> _GOAL_:
Write out each line from the data below that includes the word "window".

+++

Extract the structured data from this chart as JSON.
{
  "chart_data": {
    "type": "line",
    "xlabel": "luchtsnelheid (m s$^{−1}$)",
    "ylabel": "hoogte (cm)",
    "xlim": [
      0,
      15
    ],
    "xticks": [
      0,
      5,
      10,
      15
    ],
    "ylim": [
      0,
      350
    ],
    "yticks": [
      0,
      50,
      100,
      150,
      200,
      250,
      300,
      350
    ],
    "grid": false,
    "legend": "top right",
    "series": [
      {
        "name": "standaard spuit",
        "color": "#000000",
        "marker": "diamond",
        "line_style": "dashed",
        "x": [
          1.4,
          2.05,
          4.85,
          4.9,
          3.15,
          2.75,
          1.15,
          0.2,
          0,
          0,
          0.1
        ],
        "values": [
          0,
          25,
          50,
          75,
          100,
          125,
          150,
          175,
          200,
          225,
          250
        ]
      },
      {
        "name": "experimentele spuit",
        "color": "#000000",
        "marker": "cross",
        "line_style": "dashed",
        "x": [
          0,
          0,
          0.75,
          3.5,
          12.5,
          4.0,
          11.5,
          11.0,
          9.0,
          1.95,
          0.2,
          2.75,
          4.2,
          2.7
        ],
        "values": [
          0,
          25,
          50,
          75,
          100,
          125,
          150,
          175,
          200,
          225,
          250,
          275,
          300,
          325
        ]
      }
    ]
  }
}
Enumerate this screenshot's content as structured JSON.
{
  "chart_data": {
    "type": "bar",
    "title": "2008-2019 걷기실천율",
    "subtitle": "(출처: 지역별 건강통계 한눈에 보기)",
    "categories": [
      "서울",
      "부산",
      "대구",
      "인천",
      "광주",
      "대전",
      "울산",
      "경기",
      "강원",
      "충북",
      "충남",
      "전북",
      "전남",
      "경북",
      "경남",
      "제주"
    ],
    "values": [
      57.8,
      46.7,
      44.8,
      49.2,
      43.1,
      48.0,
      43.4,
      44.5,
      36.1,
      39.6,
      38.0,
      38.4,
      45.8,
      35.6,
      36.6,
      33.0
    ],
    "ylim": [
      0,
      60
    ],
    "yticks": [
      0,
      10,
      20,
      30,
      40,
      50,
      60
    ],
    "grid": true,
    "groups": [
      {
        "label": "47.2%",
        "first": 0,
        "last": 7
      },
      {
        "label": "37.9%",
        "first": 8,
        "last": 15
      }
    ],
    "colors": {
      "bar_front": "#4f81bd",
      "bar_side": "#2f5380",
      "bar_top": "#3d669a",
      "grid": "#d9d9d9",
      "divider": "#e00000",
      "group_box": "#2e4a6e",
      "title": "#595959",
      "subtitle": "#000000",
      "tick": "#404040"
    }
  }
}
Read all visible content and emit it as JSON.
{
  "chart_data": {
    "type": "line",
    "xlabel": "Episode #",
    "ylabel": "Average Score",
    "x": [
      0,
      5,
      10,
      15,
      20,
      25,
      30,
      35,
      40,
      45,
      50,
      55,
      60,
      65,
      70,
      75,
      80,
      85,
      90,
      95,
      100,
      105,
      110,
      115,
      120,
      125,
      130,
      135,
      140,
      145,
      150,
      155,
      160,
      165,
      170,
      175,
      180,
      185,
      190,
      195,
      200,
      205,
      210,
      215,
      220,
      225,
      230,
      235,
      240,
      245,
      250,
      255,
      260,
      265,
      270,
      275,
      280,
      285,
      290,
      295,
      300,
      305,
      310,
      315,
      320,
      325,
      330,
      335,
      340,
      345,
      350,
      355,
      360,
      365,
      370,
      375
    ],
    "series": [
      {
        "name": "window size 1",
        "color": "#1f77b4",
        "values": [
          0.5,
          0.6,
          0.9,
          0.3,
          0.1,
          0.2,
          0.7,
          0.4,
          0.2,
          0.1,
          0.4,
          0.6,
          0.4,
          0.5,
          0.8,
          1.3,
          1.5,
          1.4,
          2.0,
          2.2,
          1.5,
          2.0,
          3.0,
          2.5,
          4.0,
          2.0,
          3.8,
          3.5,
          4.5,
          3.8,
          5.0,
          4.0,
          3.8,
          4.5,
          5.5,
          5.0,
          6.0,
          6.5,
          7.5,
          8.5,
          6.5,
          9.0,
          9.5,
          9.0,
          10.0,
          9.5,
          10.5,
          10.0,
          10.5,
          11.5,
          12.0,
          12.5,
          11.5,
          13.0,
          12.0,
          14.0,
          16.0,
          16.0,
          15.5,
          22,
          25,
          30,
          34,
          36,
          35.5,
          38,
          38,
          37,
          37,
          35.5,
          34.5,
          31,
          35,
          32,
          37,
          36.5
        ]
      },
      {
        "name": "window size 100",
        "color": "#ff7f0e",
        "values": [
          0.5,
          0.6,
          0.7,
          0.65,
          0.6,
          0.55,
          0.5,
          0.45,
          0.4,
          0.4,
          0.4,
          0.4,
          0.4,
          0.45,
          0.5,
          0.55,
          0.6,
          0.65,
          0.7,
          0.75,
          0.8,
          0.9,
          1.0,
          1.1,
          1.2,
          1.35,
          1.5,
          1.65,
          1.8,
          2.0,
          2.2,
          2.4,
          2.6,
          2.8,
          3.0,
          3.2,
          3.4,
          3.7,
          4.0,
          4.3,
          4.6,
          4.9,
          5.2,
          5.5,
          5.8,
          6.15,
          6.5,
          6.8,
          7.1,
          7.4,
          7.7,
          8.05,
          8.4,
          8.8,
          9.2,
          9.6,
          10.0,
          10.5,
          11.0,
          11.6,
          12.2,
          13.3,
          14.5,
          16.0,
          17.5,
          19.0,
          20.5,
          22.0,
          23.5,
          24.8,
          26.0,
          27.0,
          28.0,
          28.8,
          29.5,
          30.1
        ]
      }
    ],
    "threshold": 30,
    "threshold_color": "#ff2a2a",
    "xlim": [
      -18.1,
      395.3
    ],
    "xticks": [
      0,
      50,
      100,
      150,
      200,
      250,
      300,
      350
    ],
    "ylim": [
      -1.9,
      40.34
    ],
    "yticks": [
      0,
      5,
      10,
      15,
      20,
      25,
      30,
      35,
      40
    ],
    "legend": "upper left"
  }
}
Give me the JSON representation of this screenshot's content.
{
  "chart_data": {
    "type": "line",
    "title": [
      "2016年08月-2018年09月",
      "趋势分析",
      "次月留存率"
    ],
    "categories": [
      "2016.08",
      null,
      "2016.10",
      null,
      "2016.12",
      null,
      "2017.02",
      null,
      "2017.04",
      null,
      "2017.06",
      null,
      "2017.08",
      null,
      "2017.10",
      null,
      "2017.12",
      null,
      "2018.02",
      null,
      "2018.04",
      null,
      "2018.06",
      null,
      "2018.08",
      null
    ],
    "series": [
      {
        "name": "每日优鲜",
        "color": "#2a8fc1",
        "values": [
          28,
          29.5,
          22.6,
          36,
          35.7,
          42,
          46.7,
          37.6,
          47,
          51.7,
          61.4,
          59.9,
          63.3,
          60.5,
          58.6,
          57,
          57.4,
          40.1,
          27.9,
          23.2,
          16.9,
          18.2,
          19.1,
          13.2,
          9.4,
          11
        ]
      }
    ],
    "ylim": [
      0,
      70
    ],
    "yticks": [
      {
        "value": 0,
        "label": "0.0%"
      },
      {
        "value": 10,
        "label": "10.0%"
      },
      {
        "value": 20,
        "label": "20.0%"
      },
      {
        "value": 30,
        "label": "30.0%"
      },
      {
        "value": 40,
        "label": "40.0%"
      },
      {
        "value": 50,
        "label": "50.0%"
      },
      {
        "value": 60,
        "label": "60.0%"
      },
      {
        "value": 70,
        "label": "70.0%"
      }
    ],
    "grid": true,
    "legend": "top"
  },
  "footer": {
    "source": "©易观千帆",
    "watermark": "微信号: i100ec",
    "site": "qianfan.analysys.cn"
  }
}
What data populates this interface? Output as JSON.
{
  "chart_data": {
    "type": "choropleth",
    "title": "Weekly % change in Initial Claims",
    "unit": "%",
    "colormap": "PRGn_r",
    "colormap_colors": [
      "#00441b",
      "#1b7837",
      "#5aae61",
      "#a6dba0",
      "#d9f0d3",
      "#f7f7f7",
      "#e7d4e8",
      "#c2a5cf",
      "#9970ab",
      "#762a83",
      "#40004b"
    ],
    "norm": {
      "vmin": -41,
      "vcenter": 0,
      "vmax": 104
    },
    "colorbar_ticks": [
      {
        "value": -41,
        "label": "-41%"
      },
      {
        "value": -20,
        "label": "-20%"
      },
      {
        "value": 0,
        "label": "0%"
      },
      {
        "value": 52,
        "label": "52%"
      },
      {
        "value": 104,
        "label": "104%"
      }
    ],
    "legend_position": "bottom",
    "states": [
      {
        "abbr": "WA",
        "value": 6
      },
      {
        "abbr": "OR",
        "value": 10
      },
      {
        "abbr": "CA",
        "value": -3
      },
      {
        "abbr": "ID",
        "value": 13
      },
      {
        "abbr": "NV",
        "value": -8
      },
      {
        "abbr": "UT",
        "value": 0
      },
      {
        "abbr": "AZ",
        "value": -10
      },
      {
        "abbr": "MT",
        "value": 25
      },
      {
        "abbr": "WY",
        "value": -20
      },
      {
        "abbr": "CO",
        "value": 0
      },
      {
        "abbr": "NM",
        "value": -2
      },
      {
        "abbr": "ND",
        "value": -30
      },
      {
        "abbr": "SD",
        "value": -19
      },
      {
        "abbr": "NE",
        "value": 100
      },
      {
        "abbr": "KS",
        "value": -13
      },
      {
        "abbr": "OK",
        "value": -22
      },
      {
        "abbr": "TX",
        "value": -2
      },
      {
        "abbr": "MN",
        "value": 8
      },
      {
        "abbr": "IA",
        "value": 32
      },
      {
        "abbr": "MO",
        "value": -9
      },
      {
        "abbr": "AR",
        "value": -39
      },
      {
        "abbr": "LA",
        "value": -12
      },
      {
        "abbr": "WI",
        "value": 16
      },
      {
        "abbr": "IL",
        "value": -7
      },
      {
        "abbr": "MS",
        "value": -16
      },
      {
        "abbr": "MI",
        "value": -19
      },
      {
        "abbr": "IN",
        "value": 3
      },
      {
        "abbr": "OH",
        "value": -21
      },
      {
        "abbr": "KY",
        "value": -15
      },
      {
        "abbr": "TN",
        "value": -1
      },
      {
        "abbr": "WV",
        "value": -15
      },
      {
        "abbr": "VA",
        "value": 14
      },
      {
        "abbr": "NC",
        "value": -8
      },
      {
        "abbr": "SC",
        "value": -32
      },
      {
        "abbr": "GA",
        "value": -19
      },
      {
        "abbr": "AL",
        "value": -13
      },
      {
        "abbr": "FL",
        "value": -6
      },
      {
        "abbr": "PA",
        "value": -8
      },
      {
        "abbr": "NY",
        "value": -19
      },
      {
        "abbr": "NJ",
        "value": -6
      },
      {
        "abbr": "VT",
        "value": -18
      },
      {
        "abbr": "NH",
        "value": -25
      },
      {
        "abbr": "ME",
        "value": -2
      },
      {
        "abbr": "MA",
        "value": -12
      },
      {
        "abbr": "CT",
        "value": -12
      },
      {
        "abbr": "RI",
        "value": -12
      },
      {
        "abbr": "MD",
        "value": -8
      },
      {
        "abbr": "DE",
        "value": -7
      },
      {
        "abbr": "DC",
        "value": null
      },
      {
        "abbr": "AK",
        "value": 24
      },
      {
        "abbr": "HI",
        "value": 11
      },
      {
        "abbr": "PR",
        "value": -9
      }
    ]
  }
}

+++

> _SOLUTION TO THIS EXERCISE_:
        "name": "window size 1",
        "name": "window size 100",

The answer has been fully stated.